* [What to do]
Search the material for the word "Copy" and report each line where it turns up.

* [Entries]
***
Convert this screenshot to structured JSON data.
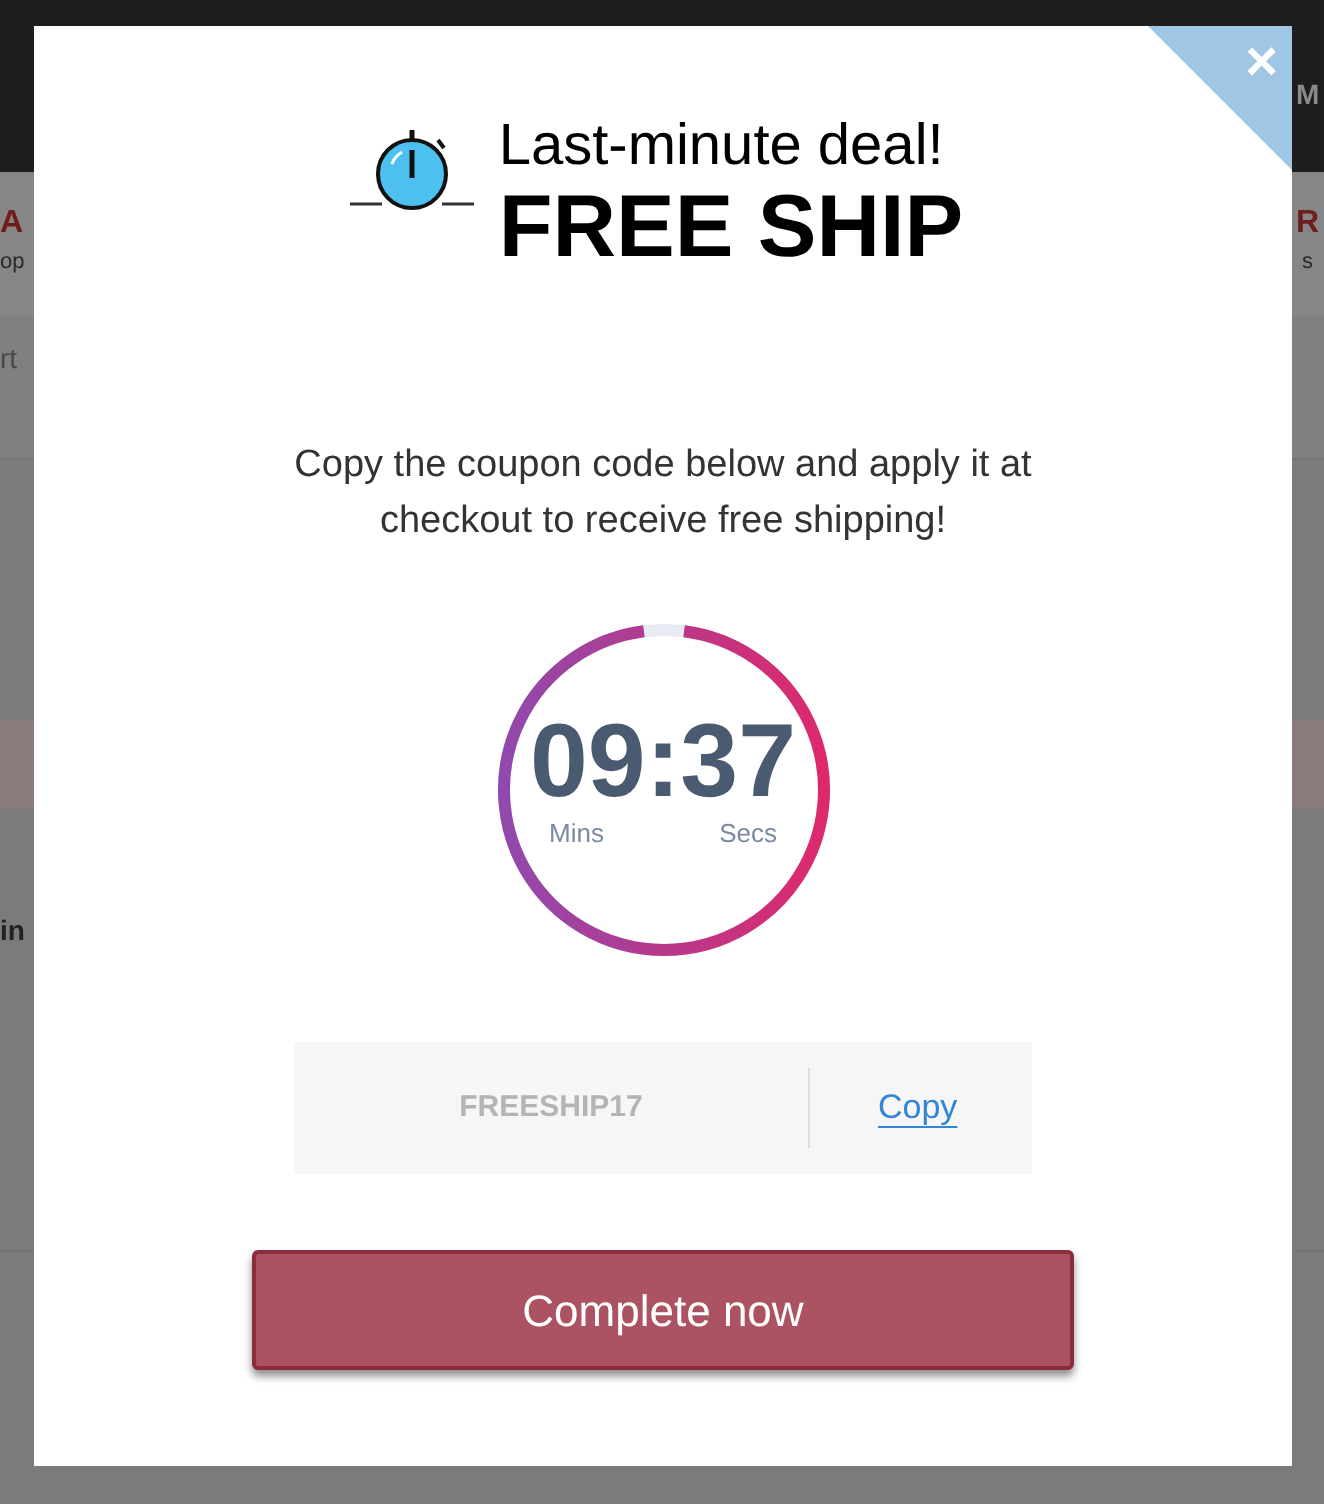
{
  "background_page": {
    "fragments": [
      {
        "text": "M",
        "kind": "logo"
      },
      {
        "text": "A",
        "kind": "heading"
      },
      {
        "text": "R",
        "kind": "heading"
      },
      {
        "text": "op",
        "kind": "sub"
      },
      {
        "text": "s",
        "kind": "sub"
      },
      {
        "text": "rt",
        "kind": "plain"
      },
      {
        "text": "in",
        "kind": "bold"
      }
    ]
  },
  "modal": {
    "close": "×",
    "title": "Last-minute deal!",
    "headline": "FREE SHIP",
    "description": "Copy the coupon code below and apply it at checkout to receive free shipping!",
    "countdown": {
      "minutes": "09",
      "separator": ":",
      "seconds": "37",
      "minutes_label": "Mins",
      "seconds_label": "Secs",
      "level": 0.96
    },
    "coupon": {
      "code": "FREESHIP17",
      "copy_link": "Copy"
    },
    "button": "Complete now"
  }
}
***
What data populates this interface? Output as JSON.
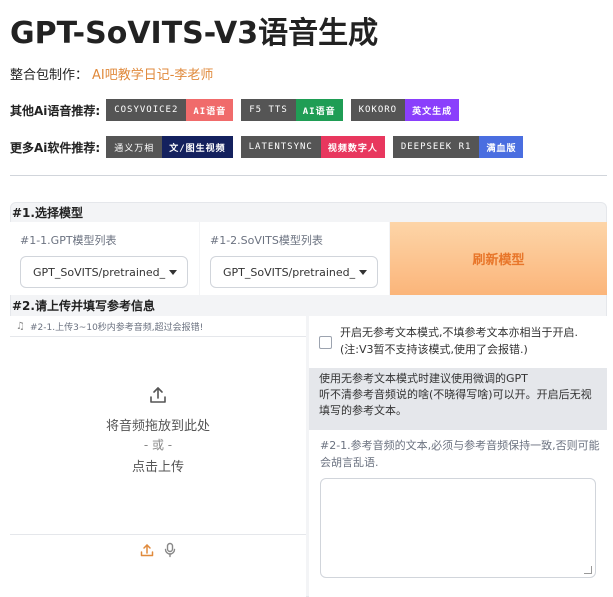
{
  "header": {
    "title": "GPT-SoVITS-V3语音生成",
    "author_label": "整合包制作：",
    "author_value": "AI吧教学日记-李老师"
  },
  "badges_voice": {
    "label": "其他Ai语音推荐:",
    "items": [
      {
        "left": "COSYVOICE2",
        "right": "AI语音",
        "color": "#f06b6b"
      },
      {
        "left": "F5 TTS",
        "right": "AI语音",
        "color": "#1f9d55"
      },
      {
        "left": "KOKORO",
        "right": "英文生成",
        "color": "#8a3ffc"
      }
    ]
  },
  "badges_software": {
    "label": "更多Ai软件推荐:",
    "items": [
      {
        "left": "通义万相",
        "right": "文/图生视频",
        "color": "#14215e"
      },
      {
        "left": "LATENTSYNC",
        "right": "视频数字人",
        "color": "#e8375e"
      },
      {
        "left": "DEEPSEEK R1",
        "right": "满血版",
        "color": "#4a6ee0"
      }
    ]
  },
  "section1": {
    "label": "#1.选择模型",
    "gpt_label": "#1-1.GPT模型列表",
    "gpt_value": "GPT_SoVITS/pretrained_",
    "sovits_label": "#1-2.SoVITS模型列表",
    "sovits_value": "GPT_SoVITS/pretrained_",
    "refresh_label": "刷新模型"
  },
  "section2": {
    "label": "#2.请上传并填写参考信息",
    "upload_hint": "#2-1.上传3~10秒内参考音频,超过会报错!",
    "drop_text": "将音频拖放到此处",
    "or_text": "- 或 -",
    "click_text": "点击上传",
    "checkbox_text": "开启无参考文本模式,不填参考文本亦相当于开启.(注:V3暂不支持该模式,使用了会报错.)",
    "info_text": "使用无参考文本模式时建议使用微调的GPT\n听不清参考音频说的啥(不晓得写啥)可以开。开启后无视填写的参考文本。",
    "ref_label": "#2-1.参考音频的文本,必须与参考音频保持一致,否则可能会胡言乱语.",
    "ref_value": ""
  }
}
***
* [Result of the exercise]
    "description": "Copy the coupon code below and apply it at checkout to receive free shipping!",
      "copy_link": "Copy"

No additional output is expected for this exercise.